Written problem
Your copy of the material must match it exactly, except that pictures are dropped.

(Figure dataset records)
########################################

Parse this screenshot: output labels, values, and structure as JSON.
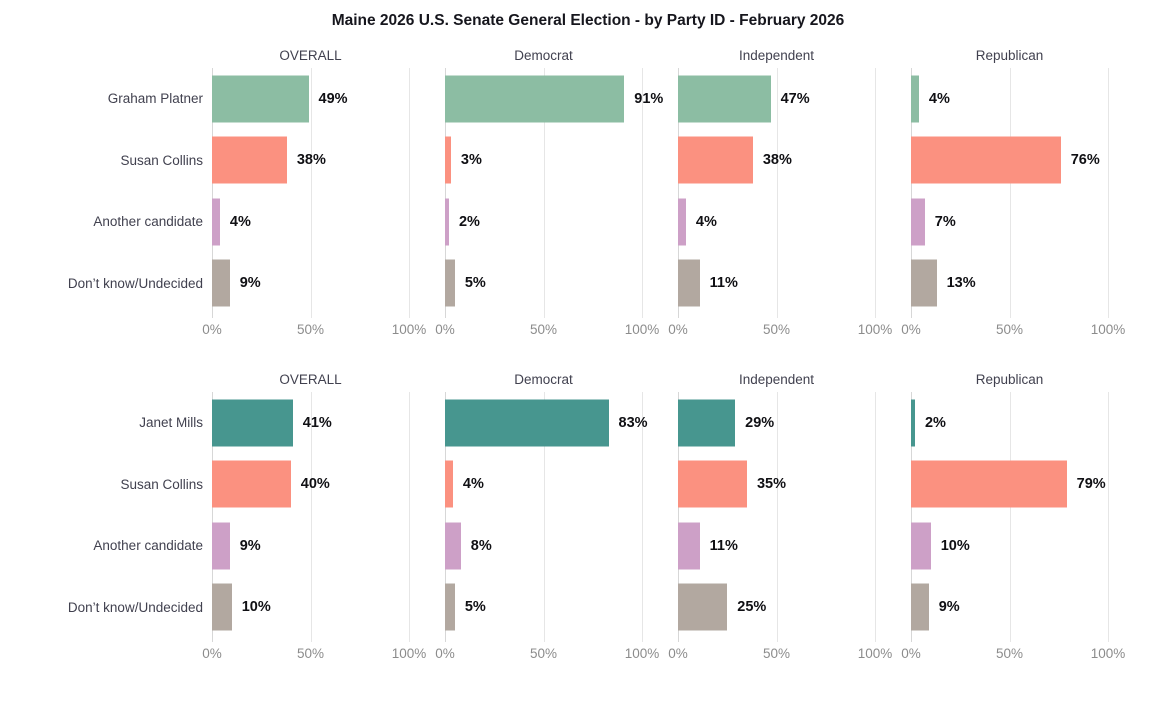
{
  "title": "Maine 2026 U.S. Senate General Election - by Party ID - February 2026",
  "palette": {
    "graham_platner": "#8cbda3",
    "janet_mills": "#47968f",
    "susan_collins": "#fb9180",
    "another_candidate": "#cda0c7",
    "dont_know_undecided": "#b2a8a0",
    "gridline": "#e6e6e6",
    "tick_label": "#8c8c8c",
    "row_label": "#41414f",
    "value_label": "#101014"
  },
  "chart_data": [
    {
      "type": "bar",
      "orientation": "horizontal",
      "unit": "%",
      "xlim": [
        0,
        100
      ],
      "x_ticks": [
        "0%",
        "50%",
        "100%"
      ],
      "grid": true,
      "panels": [
        "OVERALL",
        "Democrat",
        "Independent",
        "Republican"
      ],
      "categories": [
        "Graham Platner",
        "Susan Collins",
        "Another candidate",
        "Don’t know/Undecided"
      ],
      "category_colors": [
        "#8cbda3",
        "#fb9180",
        "#cda0c7",
        "#b2a8a0"
      ],
      "series": [
        {
          "name": "OVERALL",
          "values": [
            49,
            38,
            4,
            9
          ]
        },
        {
          "name": "Democrat",
          "values": [
            91,
            3,
            2,
            5
          ]
        },
        {
          "name": "Independent",
          "values": [
            47,
            38,
            4,
            11
          ]
        },
        {
          "name": "Republican",
          "values": [
            4,
            76,
            7,
            13
          ]
        }
      ]
    },
    {
      "type": "bar",
      "orientation": "horizontal",
      "unit": "%",
      "xlim": [
        0,
        100
      ],
      "x_ticks": [
        "0%",
        "50%",
        "100%"
      ],
      "grid": true,
      "panels": [
        "OVERALL",
        "Democrat",
        "Independent",
        "Republican"
      ],
      "categories": [
        "Janet Mills",
        "Susan Collins",
        "Another candidate",
        "Don’t know/Undecided"
      ],
      "category_colors": [
        "#47968f",
        "#fb9180",
        "#cda0c7",
        "#b2a8a0"
      ],
      "series": [
        {
          "name": "OVERALL",
          "values": [
            41,
            40,
            9,
            10
          ]
        },
        {
          "name": "Democrat",
          "values": [
            83,
            4,
            8,
            5
          ]
        },
        {
          "name": "Independent",
          "values": [
            29,
            35,
            11,
            25
          ]
        },
        {
          "name": "Republican",
          "values": [
            2,
            79,
            10,
            9
          ]
        }
      ]
    }
  ]
}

########################################

Written answer
Parse this screenshot: output labels, values, and structure as JSON.
{
  "title": "Maine 2026 U.S. Senate General Election - by Party ID - February 2026",
  "palette": {
    "graham_platner": "#8cbda3",
    "janet_mills": "#47968f",
    "susan_collins": "#fb9180",
    "another_candidate": "#cda0c7",
    "dont_know_undecided": "#b2a8a0",
    "gridline": "#e6e6e6",
    "tick_label": "#8c8c8c",
    "row_label": "#41414f",
    "value_label": "#101014"
  },
  "chart_data": [
    {
      "type": "bar",
      "orientation": "horizontal",
      "unit": "%",
      "xlim": [
        0,
        100
      ],
      "x_ticks": [
        "0%",
        "50%",
        "100%"
      ],
      "grid": true,
      "panels": [
        "OVERALL",
        "Democrat",
        "Independent",
        "Republican"
      ],
      "categories": [
        "Graham Platner",
        "Susan Collins",
        "Another candidate",
        "Don’t know/Undecided"
      ],
      "category_colors": [
        "#8cbda3",
        "#fb9180",
        "#cda0c7",
        "#b2a8a0"
      ],
      "series": [
        {
          "name": "OVERALL",
          "values": [
            49,
            38,
            4,
            9
          ]
        },
        {
          "name": "Democrat",
          "values": [
            91,
            3,
            2,
            5
          ]
        },
        {
          "name": "Independent",
          "values": [
            47,
            38,
            4,
            11
          ]
        },
        {
          "name": "Republican",
          "values": [
            4,
            76,
            7,
            13
          ]
        }
      ]
    },
    {
      "type": "bar",
      "orientation": "horizontal",
      "unit": "%",
      "xlim": [
        0,
        100
      ],
      "x_ticks": [
        "0%",
        "50%",
        "100%"
      ],
      "grid": true,
      "panels": [
        "OVERALL",
        "Democrat",
        "Independent",
        "Republican"
      ],
      "categories": [
        "Janet Mills",
        "Susan Collins",
        "Another candidate",
        "Don’t know/Undecided"
      ],
      "category_colors": [
        "#47968f",
        "#fb9180",
        "#cda0c7",
        "#b2a8a0"
      ],
      "series": [
        {
          "name": "OVERALL",
          "values": [
            41,
            40,
            9,
            10
          ]
        },
        {
          "name": "Democrat",
          "values": [
            83,
            4,
            8,
            5
          ]
        },
        {
          "name": "Independent",
          "values": [
            29,
            35,
            11,
            25
          ]
        },
        {
          "name": "Republican",
          "values": [
            2,
            79,
            10,
            9
          ]
        }
      ]
    }
  ]
}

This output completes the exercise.